**Input material**

· · ·

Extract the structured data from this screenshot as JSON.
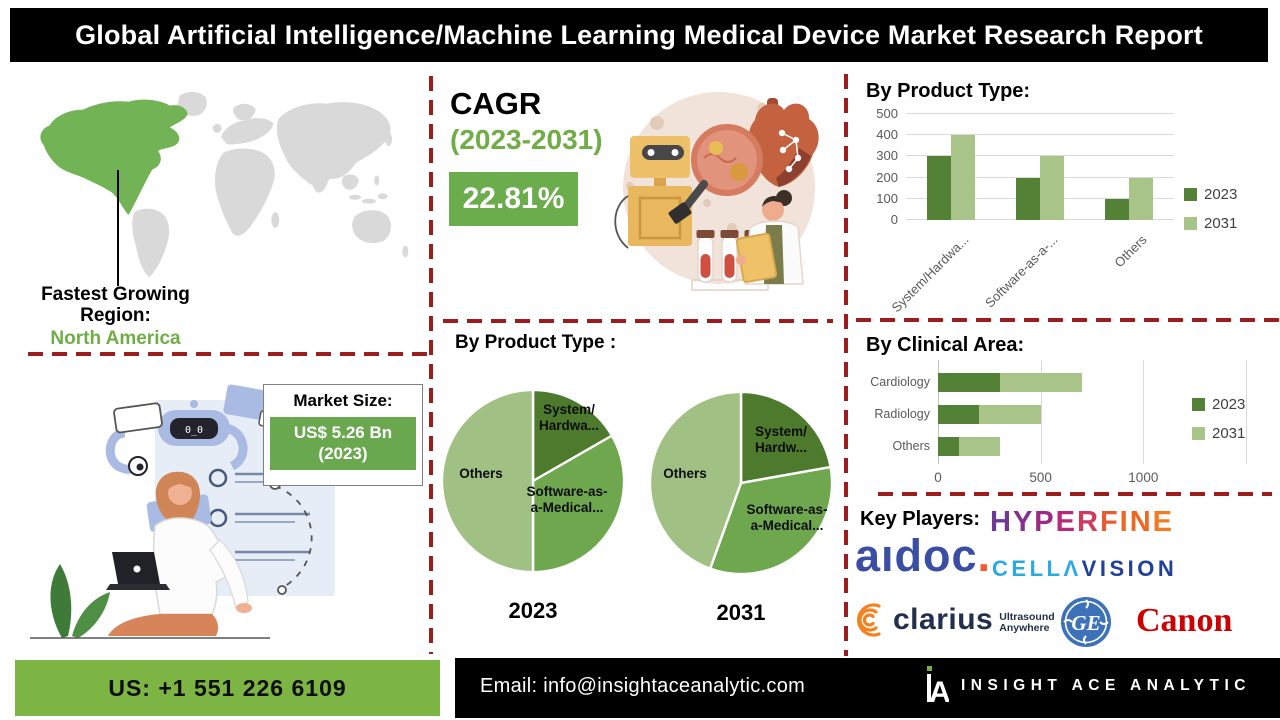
{
  "header": {
    "title": "Global Artificial Intelligence/Machine Learning Medical Device Market Research Report"
  },
  "left_column": {
    "fastest_growing": {
      "line1": "Fastest Growing",
      "line2": "Region:",
      "region": "North America"
    },
    "market_size": {
      "label": "Market Size:",
      "value": "US$ 5.26 Bn",
      "year": "(2023)"
    },
    "robot_face": "0_0"
  },
  "middle_column": {
    "cagr": {
      "label": "CAGR",
      "period": "(2023-2031)",
      "value": "22.81%"
    },
    "pie_section": {
      "title": "By Product Type :",
      "pie_2023": {
        "labels": {
          "system_l1": "System/",
          "system_l2": "Hardwa...",
          "software_l1": "Software-as-",
          "software_l2": "a-Medical...",
          "others": "Others"
        }
      },
      "pie_2031": {
        "labels": {
          "system_l1": "System/",
          "system_l2": "Hardw...",
          "software_l1": "Software-as-",
          "software_l2": "a-Medical...",
          "others": "Others"
        }
      }
    }
  },
  "right_column": {
    "key_players": {
      "label": "Key Players:",
      "hyperfine": {
        "text": "HYPERFINE",
        "letter_colors": [
          "#6f3894",
          "#83308e",
          "#9b2a84",
          "#b72878",
          "#d13a5e",
          "#e85c33",
          "#f06724",
          "#f06724",
          "#f47a20"
        ]
      },
      "aidoc": {
        "text": "aıdoc",
        "dot": ".",
        "color": "#3a4fa3",
        "dot_color": "#f15a29"
      },
      "cellavision": {
        "text": "CELLΛVISION",
        "cyan_count": 5,
        "cyan": "#29abe2",
        "navy": "#21409a"
      },
      "clarius": {
        "text": "clarius",
        "sub1": "Ultrasound",
        "sub2": "Anywhere",
        "color": "#22304e",
        "icon_color": "#f58220"
      },
      "ge": {
        "text": "GE",
        "color": "#3e72b8"
      },
      "canon": {
        "text": "Canon",
        "color": "#cc0000"
      }
    }
  },
  "footer": {
    "phone": "US: +1 551 226 6109",
    "email": "Email: info@insightaceanalytic.com",
    "brand": "INSIGHT ACE ANALYTIC",
    "phone_bg": "#7db544"
  },
  "chart_data": [
    {
      "id": "by_product_type_bar",
      "type": "bar",
      "title": "By Product Type:",
      "categories": [
        "System/Hardwa...",
        "Software-as-a-...",
        "Others"
      ],
      "series": [
        {
          "name": "2023",
          "color": "#538135",
          "values": [
            300,
            200,
            100
          ]
        },
        {
          "name": "2031",
          "color": "#a9c488",
          "values": [
            400,
            300,
            200
          ]
        }
      ],
      "ylim": [
        0,
        500
      ],
      "ytick_step": 100,
      "grid": true,
      "legend_position": "right"
    },
    {
      "id": "by_product_type_pie_2023",
      "type": "pie",
      "year": "2023",
      "labels": [
        "System/Hardwa...",
        "Software-as-a-Medical...",
        "Others"
      ],
      "values_pct": [
        16.7,
        33.3,
        50.0
      ],
      "colors": [
        "#4d7a2c",
        "#6fa74e",
        "#a0c183"
      ]
    },
    {
      "id": "by_product_type_pie_2031",
      "type": "pie",
      "year": "2031",
      "labels": [
        "System/Hardw...",
        "Software-as-a-Medical...",
        "Others"
      ],
      "values_pct": [
        22.2,
        33.3,
        44.5
      ],
      "colors": [
        "#4d7a2c",
        "#6fa74e",
        "#a0c183"
      ]
    },
    {
      "id": "by_clinical_area_stacked_bar",
      "type": "bar",
      "orientation": "horizontal",
      "stacked": true,
      "title": "By Clinical Area:",
      "categories": [
        "Cardiology",
        "Radiology",
        "Others"
      ],
      "series": [
        {
          "name": "2023",
          "color": "#538135",
          "values": [
            300,
            200,
            100
          ]
        },
        {
          "name": "2031",
          "color": "#a9c488",
          "values": [
            400,
            300,
            200
          ]
        }
      ],
      "xlim": [
        0,
        1500
      ],
      "xticks": [
        0,
        500,
        1000
      ],
      "grid": true,
      "legend_position": "right"
    }
  ]
}
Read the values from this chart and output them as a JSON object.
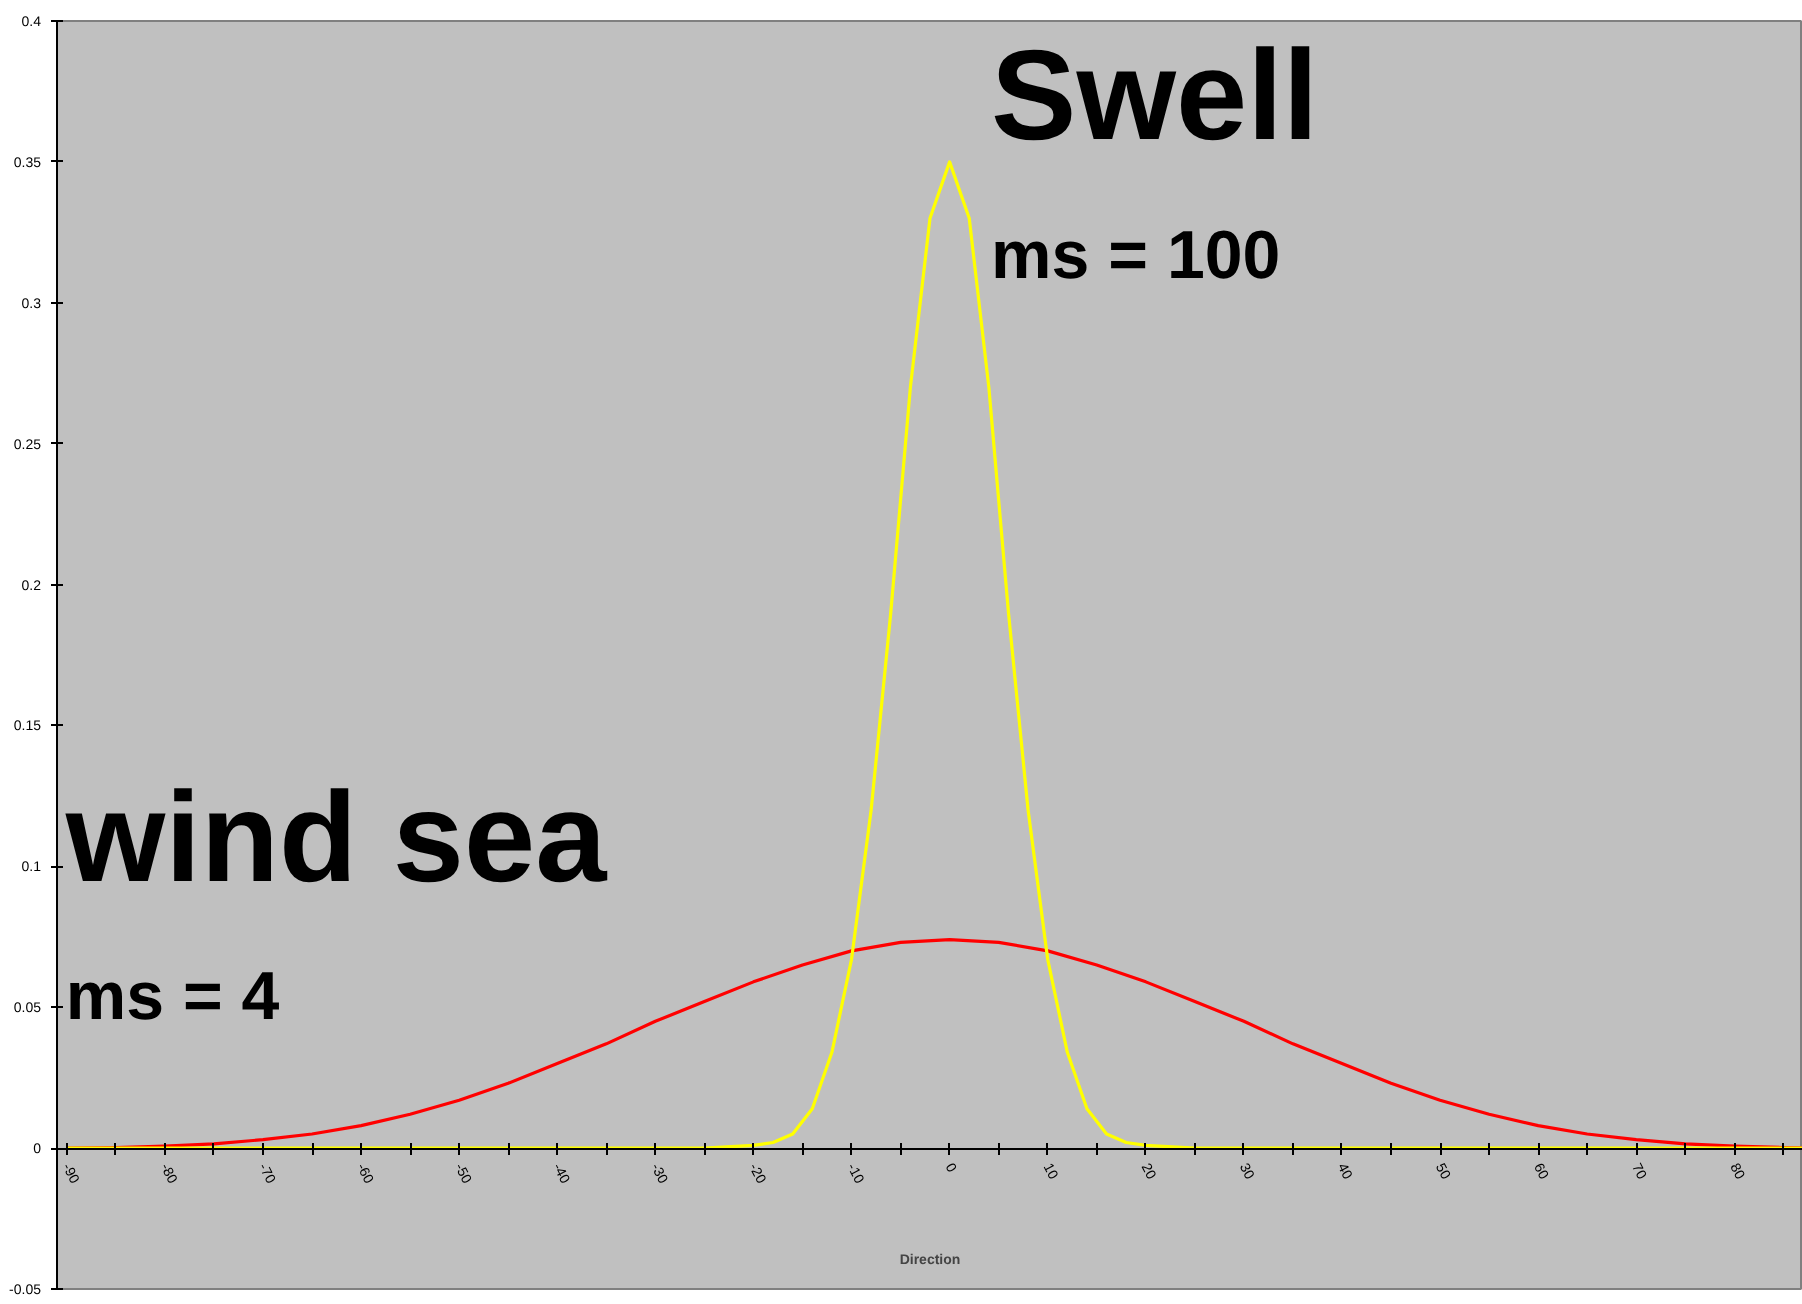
{
  "chart_data": {
    "type": "line",
    "xlabel": "Direction",
    "xlim": [
      -91,
      87
    ],
    "ylim": [
      -0.05,
      0.4
    ],
    "xticks": [
      -90,
      {
        "value": -85,
        "label": null
      },
      -80,
      {
        "value": -75,
        "label": null
      },
      -70,
      {
        "value": -65,
        "label": null
      },
      -60,
      {
        "value": -55,
        "label": null
      },
      -50,
      {
        "value": -45,
        "label": null
      },
      -40,
      {
        "value": -35,
        "label": null
      },
      -30,
      {
        "value": -25,
        "label": null
      },
      -20,
      {
        "value": -15,
        "label": null
      },
      -10,
      {
        "value": -5,
        "label": null
      },
      0,
      {
        "value": 5,
        "label": null
      },
      10,
      {
        "value": 15,
        "label": null
      },
      20,
      {
        "value": 25,
        "label": null
      },
      30,
      {
        "value": 35,
        "label": null
      },
      40,
      {
        "value": 45,
        "label": null
      },
      50,
      {
        "value": 55,
        "label": null
      },
      60,
      {
        "value": 65,
        "label": null
      },
      70,
      {
        "value": 75,
        "label": null
      },
      80,
      {
        "value": 85,
        "label": null
      }
    ],
    "yticks": [
      -0.05,
      0,
      0.05,
      0.1,
      0.15,
      0.2,
      0.25,
      0.3,
      0.35,
      0.4
    ],
    "grid": false,
    "legend": false,
    "marker": "none",
    "line_style": "solid",
    "series": [
      {
        "name": "wind sea",
        "color": "#ff0000",
        "x": [
          -90,
          -85,
          -80,
          -75,
          -70,
          -65,
          -60,
          -55,
          -50,
          -45,
          -40,
          -35,
          -30,
          -25,
          -20,
          -15,
          -10,
          -5,
          0,
          5,
          10,
          15,
          20,
          25,
          30,
          35,
          40,
          45,
          50,
          55,
          60,
          65,
          70,
          75,
          80,
          85,
          87
        ],
        "values": [
          0,
          0.0002,
          0.0007,
          0.0015,
          0.003,
          0.005,
          0.008,
          0.012,
          0.017,
          0.023,
          0.03,
          0.037,
          0.045,
          0.052,
          0.059,
          0.065,
          0.07,
          0.073,
          0.074,
          0.073,
          0.07,
          0.065,
          0.059,
          0.052,
          0.045,
          0.037,
          0.03,
          0.023,
          0.017,
          0.012,
          0.008,
          0.005,
          0.003,
          0.0015,
          0.0007,
          0.0002,
          0.0001
        ]
      },
      {
        "name": "Swell",
        "color": "#ffff00",
        "x": [
          -90,
          -25,
          -20,
          -18,
          -16,
          -14,
          -12,
          -10,
          -8,
          -6,
          -4,
          -2,
          0,
          2,
          4,
          6,
          8,
          10,
          12,
          14,
          16,
          18,
          20,
          25,
          87
        ],
        "values": [
          0,
          0,
          0.001,
          0.002,
          0.005,
          0.014,
          0.034,
          0.067,
          0.12,
          0.19,
          0.27,
          0.33,
          0.35,
          0.33,
          0.27,
          0.19,
          0.12,
          0.067,
          0.034,
          0.014,
          0.005,
          0.002,
          0.001,
          0,
          0
        ]
      }
    ],
    "annotations": [
      "ms = 4",
      "ms = 100"
    ]
  }
}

· · ·

**Set problem**
Set down the complete material exactly, but do not include the images.

**Exercise solution**
Extract the structured data from this screenshot as JSON.
{
  "header": {
    "title": "Global Artificial Intelligence/Machine Learning Medical Device Market Research Report"
  },
  "left_column": {
    "fastest_growing": {
      "line1": "Fastest Growing",
      "line2": "Region:",
      "region": "North America"
    },
    "market_size": {
      "label": "Market Size:",
      "value": "US$ 5.26 Bn",
      "year": "(2023)"
    },
    "robot_face": "0_0"
  },
  "middle_column": {
    "cagr": {
      "label": "CAGR",
      "period": "(2023-2031)",
      "value": "22.81%"
    },
    "pie_section": {
      "title": "By Product Type :",
      "pie_2023": {
        "labels": {
          "system_l1": "System/",
          "system_l2": "Hardwa...",
          "software_l1": "Software-as-",
          "software_l2": "a-Medical...",
          "others": "Others"
        }
      },
      "pie_2031": {
        "labels": {
          "system_l1": "System/",
          "system_l2": "Hardw...",
          "software_l1": "Software-as-",
          "software_l2": "a-Medical...",
          "others": "Others"
        }
      }
    }
  },
  "right_column": {
    "key_players": {
      "label": "Key Players:",
      "hyperfine": {
        "text": "HYPERFINE",
        "letter_colors": [
          "#6f3894",
          "#83308e",
          "#9b2a84",
          "#b72878",
          "#d13a5e",
          "#e85c33",
          "#f06724",
          "#f06724",
          "#f47a20"
        ]
      },
      "aidoc": {
        "text": "aıdoc",
        "dot": ".",
        "color": "#3a4fa3",
        "dot_color": "#f15a29"
      },
      "cellavision": {
        "text": "CELLΛVISION",
        "cyan_count": 5,
        "cyan": "#29abe2",
        "navy": "#21409a"
      },
      "clarius": {
        "text": "clarius",
        "sub1": "Ultrasound",
        "sub2": "Anywhere",
        "color": "#22304e",
        "icon_color": "#f58220"
      },
      "ge": {
        "text": "GE",
        "color": "#3e72b8"
      },
      "canon": {
        "text": "Canon",
        "color": "#cc0000"
      }
    }
  },
  "footer": {
    "phone": "US: +1 551 226 6109",
    "email": "Email: info@insightaceanalytic.com",
    "brand": "INSIGHT ACE ANALYTIC",
    "phone_bg": "#7db544"
  },
  "chart_data": [
    {
      "id": "by_product_type_bar",
      "type": "bar",
      "title": "By Product Type:",
      "categories": [
        "System/Hardwa...",
        "Software-as-a-...",
        "Others"
      ],
      "series": [
        {
          "name": "2023",
          "color": "#538135",
          "values": [
            300,
            200,
            100
          ]
        },
        {
          "name": "2031",
          "color": "#a9c488",
          "values": [
            400,
            300,
            200
          ]
        }
      ],
      "ylim": [
        0,
        500
      ],
      "ytick_step": 100,
      "grid": true,
      "legend_position": "right"
    },
    {
      "id": "by_product_type_pie_2023",
      "type": "pie",
      "year": "2023",
      "labels": [
        "System/Hardwa...",
        "Software-as-a-Medical...",
        "Others"
      ],
      "values_pct": [
        16.7,
        33.3,
        50.0
      ],
      "colors": [
        "#4d7a2c",
        "#6fa74e",
        "#a0c183"
      ]
    },
    {
      "id": "by_product_type_pie_2031",
      "type": "pie",
      "year": "2031",
      "labels": [
        "System/Hardw...",
        "Software-as-a-Medical...",
        "Others"
      ],
      "values_pct": [
        22.2,
        33.3,
        44.5
      ],
      "colors": [
        "#4d7a2c",
        "#6fa74e",
        "#a0c183"
      ]
    },
    {
      "id": "by_clinical_area_stacked_bar",
      "type": "bar",
      "orientation": "horizontal",
      "stacked": true,
      "title": "By Clinical Area:",
      "categories": [
        "Cardiology",
        "Radiology",
        "Others"
      ],
      "series": [
        {
          "name": "2023",
          "color": "#538135",
          "values": [
            300,
            200,
            100
          ]
        },
        {
          "name": "2031",
          "color": "#a9c488",
          "values": [
            400,
            300,
            200
          ]
        }
      ],
      "xlim": [
        0,
        1500
      ],
      "xticks": [
        0,
        500,
        1000
      ],
      "grid": true,
      "legend_position": "right"
    }
  ]
}
Read the values from this chart and output them as a JSON object.
{
  "chart_data": {
    "type": "line",
    "xlabel": "Direction",
    "xlim": [
      -91,
      87
    ],
    "ylim": [
      -0.05,
      0.4
    ],
    "xticks": [
      -90,
      {
        "value": -85,
        "label": null
      },
      -80,
      {
        "value": -75,
        "label": null
      },
      -70,
      {
        "value": -65,
        "label": null
      },
      -60,
      {
        "value": -55,
        "label": null
      },
      -50,
      {
        "value": -45,
        "label": null
      },
      -40,
      {
        "value": -35,
        "label": null
      },
      -30,
      {
        "value": -25,
        "label": null
      },
      -20,
      {
        "value": -15,
        "label": null
      },
      -10,
      {
        "value": -5,
        "label": null
      },
      0,
      {
        "value": 5,
        "label": null
      },
      10,
      {
        "value": 15,
        "label": null
      },
      20,
      {
        "value": 25,
        "label": null
      },
      30,
      {
        "value": 35,
        "label": null
      },
      40,
      {
        "value": 45,
        "label": null
      },
      50,
      {
        "value": 55,
        "label": null
      },
      60,
      {
        "value": 65,
        "label": null
      },
      70,
      {
        "value": 75,
        "label": null
      },
      80,
      {
        "value": 85,
        "label": null
      }
    ],
    "yticks": [
      -0.05,
      0,
      0.05,
      0.1,
      0.15,
      0.2,
      0.25,
      0.3,
      0.35,
      0.4
    ],
    "grid": false,
    "legend": false,
    "marker": "none",
    "line_style": "solid",
    "series": [
      {
        "name": "wind sea",
        "color": "#ff0000",
        "x": [
          -90,
          -85,
          -80,
          -75,
          -70,
          -65,
          -60,
          -55,
          -50,
          -45,
          -40,
          -35,
          -30,
          -25,
          -20,
          -15,
          -10,
          -5,
          0,
          5,
          10,
          15,
          20,
          25,
          30,
          35,
          40,
          45,
          50,
          55,
          60,
          65,
          70,
          75,
          80,
          85,
          87
        ],
        "values": [
          0,
          0.0002,
          0.0007,
          0.0015,
          0.003,
          0.005,
          0.008,
          0.012,
          0.017,
          0.023,
          0.03,
          0.037,
          0.045,
          0.052,
          0.059,
          0.065,
          0.07,
          0.073,
          0.074,
          0.073,
          0.07,
          0.065,
          0.059,
          0.052,
          0.045,
          0.037,
          0.03,
          0.023,
          0.017,
          0.012,
          0.008,
          0.005,
          0.003,
          0.0015,
          0.0007,
          0.0002,
          0.0001
        ]
      },
      {
        "name": "Swell",
        "color": "#ffff00",
        "x": [
          -90,
          -25,
          -20,
          -18,
          -16,
          -14,
          -12,
          -10,
          -8,
          -6,
          -4,
          -2,
          0,
          2,
          4,
          6,
          8,
          10,
          12,
          14,
          16,
          18,
          20,
          25,
          87
        ],
        "values": [
          0,
          0,
          0.001,
          0.002,
          0.005,
          0.014,
          0.034,
          0.067,
          0.12,
          0.19,
          0.27,
          0.33,
          0.35,
          0.33,
          0.27,
          0.19,
          0.12,
          0.067,
          0.034,
          0.014,
          0.005,
          0.002,
          0.001,
          0,
          0
        ]
      }
    ],
    "annotations": [
      "ms = 4",
      "ms = 100"
    ]
  }
}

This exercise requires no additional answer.